[DATASET start]

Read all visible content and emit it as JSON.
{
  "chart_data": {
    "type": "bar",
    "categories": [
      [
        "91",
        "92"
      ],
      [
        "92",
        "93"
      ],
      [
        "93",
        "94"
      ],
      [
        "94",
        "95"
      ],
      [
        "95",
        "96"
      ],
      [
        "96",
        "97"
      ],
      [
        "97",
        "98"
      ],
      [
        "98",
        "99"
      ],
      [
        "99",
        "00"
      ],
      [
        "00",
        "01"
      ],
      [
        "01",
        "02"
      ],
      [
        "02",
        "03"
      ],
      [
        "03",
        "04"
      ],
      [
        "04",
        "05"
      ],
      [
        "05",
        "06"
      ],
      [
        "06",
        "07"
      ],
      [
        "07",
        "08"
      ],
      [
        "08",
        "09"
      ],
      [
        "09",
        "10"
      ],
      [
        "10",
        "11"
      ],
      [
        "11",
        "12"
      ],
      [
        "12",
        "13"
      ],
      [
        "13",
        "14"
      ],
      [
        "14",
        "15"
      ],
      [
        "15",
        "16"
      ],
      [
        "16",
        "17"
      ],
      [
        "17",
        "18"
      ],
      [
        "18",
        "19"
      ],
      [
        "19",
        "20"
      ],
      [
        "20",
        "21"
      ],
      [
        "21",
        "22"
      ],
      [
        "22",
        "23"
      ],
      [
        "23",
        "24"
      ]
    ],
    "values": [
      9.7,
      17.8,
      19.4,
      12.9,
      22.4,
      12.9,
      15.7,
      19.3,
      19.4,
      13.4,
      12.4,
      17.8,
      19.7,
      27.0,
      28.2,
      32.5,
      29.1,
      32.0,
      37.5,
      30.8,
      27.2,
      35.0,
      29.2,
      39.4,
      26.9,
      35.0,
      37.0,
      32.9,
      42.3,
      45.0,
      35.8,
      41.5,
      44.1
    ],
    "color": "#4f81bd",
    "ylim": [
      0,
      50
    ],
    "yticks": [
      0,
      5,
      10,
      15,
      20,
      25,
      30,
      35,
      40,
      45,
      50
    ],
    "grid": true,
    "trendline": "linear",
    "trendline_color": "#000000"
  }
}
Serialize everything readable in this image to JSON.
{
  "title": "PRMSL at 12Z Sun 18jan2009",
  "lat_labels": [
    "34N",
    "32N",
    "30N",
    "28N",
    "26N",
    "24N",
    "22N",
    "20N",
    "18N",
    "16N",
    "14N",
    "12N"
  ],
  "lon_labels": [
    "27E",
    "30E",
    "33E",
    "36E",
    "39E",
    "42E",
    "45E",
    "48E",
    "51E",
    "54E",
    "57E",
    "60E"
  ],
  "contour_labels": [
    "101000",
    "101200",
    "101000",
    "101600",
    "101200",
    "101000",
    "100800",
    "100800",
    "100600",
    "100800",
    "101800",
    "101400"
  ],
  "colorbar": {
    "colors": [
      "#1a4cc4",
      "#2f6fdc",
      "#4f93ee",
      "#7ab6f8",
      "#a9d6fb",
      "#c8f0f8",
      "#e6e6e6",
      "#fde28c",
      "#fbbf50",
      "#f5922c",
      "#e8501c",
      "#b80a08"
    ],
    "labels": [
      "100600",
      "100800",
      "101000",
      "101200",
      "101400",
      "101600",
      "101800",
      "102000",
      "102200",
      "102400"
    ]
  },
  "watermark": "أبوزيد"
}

[DATASET end]

SET EXERCISE
Locate all lines holding the word "JSON", then copy them out.

RESPONSE BELOW
Read all visible content and emit it as JSON.
Serialize everything readable in this image to JSON.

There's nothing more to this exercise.